- EXERCISE OBJECTIVE -
Pick out every line that holds the string "Islands" and copy it.

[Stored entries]
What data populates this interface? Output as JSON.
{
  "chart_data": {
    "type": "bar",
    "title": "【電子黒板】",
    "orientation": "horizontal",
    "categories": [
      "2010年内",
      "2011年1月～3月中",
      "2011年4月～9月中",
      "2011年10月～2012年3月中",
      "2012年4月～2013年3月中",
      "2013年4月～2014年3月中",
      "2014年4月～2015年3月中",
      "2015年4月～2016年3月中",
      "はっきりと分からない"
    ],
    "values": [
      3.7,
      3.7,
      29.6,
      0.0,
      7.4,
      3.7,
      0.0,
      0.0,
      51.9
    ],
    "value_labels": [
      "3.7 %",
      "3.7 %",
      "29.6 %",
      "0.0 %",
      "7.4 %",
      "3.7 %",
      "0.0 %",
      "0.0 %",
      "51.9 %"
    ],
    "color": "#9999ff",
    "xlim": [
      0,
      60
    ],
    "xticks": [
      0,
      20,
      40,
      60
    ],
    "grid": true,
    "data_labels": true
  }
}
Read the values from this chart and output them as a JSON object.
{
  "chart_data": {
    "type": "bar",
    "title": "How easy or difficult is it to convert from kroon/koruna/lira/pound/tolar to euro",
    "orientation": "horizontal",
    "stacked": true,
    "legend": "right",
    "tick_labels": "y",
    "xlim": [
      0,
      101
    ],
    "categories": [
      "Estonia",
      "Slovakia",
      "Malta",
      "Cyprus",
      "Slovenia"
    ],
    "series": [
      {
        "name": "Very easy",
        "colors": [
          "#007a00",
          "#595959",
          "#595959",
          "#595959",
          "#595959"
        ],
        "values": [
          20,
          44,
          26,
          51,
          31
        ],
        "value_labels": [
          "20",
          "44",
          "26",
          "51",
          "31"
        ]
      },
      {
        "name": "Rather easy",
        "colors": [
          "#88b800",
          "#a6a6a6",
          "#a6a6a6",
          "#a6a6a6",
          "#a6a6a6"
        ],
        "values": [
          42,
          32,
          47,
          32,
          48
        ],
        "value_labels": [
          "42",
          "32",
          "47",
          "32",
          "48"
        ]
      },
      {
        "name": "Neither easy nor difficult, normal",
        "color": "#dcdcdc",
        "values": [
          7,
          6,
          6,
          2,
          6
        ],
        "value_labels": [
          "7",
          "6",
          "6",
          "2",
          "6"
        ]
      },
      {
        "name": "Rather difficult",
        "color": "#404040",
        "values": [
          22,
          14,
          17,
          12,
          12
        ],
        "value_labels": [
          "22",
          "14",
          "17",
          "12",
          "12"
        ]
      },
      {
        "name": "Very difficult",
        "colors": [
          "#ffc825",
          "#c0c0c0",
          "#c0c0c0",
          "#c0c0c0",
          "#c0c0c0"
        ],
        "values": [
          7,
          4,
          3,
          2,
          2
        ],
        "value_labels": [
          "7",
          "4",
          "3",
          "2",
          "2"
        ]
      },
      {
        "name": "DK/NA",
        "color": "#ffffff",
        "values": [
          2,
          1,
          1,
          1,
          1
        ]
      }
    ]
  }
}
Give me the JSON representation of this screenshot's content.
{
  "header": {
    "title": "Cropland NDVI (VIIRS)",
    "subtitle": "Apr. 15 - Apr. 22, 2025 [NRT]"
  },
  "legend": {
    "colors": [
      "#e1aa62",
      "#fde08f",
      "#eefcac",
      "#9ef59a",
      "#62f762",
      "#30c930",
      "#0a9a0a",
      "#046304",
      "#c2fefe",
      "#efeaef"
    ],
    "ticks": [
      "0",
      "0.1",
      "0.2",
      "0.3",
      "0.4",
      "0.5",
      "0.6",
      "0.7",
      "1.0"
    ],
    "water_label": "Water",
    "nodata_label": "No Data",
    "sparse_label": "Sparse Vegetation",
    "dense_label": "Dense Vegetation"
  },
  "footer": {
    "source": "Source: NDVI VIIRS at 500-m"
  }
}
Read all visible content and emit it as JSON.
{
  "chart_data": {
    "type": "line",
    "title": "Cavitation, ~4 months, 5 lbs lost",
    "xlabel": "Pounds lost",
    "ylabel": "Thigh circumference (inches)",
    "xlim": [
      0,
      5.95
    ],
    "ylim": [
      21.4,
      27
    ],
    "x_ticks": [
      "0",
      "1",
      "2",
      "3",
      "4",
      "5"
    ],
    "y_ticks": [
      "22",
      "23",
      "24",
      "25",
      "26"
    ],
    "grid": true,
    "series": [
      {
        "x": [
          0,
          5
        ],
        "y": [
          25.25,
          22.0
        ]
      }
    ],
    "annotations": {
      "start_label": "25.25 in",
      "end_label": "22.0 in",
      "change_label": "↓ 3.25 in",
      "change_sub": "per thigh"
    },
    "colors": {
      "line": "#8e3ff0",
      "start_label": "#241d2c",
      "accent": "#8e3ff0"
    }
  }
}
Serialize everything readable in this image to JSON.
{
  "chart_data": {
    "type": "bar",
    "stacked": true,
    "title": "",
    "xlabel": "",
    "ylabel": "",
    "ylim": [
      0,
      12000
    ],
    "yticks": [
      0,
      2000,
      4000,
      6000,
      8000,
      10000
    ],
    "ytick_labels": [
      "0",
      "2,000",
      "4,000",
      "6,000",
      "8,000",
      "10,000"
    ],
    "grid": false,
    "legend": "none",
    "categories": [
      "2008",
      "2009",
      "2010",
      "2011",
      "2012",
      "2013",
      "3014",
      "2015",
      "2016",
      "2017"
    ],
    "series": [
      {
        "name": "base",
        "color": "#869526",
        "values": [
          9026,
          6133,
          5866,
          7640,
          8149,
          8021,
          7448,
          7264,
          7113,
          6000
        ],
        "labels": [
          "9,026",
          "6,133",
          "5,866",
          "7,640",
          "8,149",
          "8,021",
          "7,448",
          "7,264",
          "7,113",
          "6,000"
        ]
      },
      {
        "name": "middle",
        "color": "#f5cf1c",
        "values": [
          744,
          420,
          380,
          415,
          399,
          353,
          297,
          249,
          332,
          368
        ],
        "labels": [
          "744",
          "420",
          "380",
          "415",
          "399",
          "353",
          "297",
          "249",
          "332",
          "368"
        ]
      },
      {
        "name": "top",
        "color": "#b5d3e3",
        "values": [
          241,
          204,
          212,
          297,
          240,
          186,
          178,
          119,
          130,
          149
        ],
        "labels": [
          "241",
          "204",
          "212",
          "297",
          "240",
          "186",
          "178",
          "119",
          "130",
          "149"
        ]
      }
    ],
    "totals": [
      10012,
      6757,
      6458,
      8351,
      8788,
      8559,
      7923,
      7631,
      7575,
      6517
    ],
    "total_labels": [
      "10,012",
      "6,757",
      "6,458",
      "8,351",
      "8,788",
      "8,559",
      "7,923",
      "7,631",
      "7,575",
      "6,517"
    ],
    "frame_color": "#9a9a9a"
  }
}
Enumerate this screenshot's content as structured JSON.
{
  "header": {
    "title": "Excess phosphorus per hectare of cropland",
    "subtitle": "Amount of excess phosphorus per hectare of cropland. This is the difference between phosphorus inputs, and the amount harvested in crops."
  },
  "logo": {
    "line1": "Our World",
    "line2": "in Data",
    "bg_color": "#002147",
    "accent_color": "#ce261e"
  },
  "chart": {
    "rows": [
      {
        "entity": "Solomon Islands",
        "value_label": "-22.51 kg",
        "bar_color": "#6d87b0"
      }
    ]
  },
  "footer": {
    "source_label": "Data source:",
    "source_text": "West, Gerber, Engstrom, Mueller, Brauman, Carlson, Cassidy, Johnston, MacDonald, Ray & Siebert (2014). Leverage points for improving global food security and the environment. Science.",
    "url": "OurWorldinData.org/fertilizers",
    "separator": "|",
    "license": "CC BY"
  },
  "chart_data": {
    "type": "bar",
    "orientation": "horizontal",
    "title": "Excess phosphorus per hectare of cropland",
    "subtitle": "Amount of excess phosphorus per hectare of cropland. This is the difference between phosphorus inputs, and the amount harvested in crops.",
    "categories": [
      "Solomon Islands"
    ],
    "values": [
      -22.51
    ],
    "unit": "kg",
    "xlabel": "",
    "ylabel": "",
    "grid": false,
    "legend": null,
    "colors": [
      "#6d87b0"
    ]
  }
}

- FULL SOLUTION -
        "entity": "Solomon Islands",
      "Solomon Islands"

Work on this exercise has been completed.